INSTRUCTIONS TO FOLLOW | Entries follow. Set all of them down as they stand.

Data records:
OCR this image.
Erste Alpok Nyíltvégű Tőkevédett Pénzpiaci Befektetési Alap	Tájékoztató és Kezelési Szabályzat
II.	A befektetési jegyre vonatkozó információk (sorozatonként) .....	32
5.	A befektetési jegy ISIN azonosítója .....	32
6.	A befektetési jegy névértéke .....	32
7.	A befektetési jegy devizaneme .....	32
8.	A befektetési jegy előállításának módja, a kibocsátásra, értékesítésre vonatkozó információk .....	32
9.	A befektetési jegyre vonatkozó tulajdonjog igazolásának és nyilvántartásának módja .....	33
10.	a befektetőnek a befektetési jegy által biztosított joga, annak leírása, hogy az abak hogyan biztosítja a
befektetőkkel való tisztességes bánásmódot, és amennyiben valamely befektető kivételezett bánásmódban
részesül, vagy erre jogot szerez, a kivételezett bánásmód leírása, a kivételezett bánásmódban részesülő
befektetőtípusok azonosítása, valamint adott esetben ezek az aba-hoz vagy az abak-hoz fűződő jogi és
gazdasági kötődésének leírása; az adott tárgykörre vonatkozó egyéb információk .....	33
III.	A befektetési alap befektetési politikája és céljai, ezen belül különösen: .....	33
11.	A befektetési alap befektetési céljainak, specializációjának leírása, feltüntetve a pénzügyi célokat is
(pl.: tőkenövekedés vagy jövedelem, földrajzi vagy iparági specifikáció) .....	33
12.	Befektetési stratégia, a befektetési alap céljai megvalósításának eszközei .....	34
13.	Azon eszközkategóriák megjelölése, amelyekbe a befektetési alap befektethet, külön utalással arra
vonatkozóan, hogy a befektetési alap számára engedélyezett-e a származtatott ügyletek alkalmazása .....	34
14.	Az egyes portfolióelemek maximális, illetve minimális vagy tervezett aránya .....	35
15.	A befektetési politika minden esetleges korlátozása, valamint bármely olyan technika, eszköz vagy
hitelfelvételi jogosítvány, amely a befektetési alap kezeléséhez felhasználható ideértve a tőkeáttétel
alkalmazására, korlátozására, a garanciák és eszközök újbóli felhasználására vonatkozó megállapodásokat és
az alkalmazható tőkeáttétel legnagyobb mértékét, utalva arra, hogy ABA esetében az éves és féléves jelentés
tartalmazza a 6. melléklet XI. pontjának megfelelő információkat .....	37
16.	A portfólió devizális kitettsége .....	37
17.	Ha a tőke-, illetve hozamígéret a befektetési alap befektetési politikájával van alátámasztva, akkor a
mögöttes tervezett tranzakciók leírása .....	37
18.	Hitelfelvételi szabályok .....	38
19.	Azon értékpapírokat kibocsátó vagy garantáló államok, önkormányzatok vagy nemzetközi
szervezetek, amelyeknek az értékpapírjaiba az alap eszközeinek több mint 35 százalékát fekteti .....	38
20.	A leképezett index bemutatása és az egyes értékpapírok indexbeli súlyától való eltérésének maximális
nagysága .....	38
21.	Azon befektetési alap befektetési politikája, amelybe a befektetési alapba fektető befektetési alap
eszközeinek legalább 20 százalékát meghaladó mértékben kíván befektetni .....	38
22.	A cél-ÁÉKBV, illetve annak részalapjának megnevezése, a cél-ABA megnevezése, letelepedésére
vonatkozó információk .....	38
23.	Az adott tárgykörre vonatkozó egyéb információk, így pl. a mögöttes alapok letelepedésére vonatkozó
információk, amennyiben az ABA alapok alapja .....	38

ANSWER TO THIS TASK |
OCR this image.
Erste Alpok Nyíltvégű Tőkevédett Pénzpiaci Befektetési Alap	Tájékoztató és Kezelési Szabályzat
II.	A befektetési jegyre vonatkozó információk (sorozatonként) .....	32
5.	A befektetési jegy ISIN azonosítója .....	32
6.	A befektetési jegy névértéke .....	32
7.	A befektetési jegy devizaneme .....	32
8.	A befektetési jegy előállításának módja, a kibocsátásra, értékesítésre vonatkozó információk .....	32
9.	A befektetési jegyre vonatkozó tulajdonjog igazolásának és nyilvántartásának módja .....	33
10.	a befektetőnek a befektetési jegy által biztosított joga, annak leírása, hogy az abak hogyan biztosítja a
befektetőkkel való tisztességes bánásmódot, és amennyiben valamely befektető kivételezett bánásmódban
részesül, vagy erre jogot szerez, a kivételezett bánásmód leírása, a kivételezett bánásmódban részesülő
befektetőtípusok azonosítása, valamint adott esetben ezek az aba-hoz vagy az abak-hoz fűződő jogi és
gazdasági kötődésének leírása; az adott tárgykörre vonatkozó egyéb információk .....	33
III.	A befektetési alap befektetési politikája és céljai, ezen belül különösen: .....	33
11.	A befektetési alap befektetési céljainak, specializációjának leírása, feltüntetve a pénzügyi célokat is
(pl.: tőkenövekedés vagy jövedelem, földrajzi vagy iparági specifikáció) .....	33
12.	Befektetési stratégia, a befektetési alap céljai megvalósításának eszközei .....	34
13.	Azon eszközkategóriák megjelölése, amelyekbe a befektetési alap befektethet, külön utalással arra
vonatkozóan, hogy a befektetési alap számára engedélyezett-e a származtatott ügyletek alkalmazása .....	34
14.	Az egyes portfolióelemek maximális, illetve minimális vagy tervezett aránya .....	35
15.	A befektetési politika minden esetleges korlátozása, valamint bármely olyan technika, eszköz vagy
hitelfelvételi jogosítvány, amely a befektetési alap kezeléséhez felhasználható ideértve a tőkeáttétel
alkalmazására, korlátozására, a garanciák és eszközök újbóli felhasználására vonatkozó megállapodásokat és
az alkalmazható tőkeáttétel legnagyobb mértékét, utalva arra, hogy ABA esetében az éves és féléves jelentés
tartalmazza a 6. melléklet XI. pontjának megfelelő információkat .....	37
16.	A portfólió devizális kitettsége .....	37
17.	Ha a tőke-, illetve hozamígéret a befektetési alap befektetési politikájával van alátámasztva, akkor a
mögöttes tervezett tranzakciók leírása .....	37
18.	Hitelfelvételi szabályok .....	38
19.	Azon értékpapírokat kibocsátó vagy garantáló államok, önkormányzatok vagy nemzetközi
szervezetek, amelyeknek az értékpapírjaiba az alap eszközeinek több mint 35 százalékát fekteti .....	38
20.	A leképezett index bemutatása és az egyes értékpapírok indexbeli súlyától való eltérésének maximális
nagysága .....	38
21.	Azon befektetési alap befektetési politikája, amelybe a befektetési alapba fektető befektetési alap
eszközeinek legalább 20 százalékát meghaladó mértékben kíván befektetni .....	38
22.	A cél-ÁÉKBV, illetve annak részalapjának megnevezése, a cél-ABA megnevezése, letelepedésére
vonatkozó információk .....	38
23.	Az adott tárgykörre vonatkozó egyéb információk, így pl. a mögöttes alapok letelepedésére vonatkozó
információk, amennyiben az ABA alapok alapja .....	38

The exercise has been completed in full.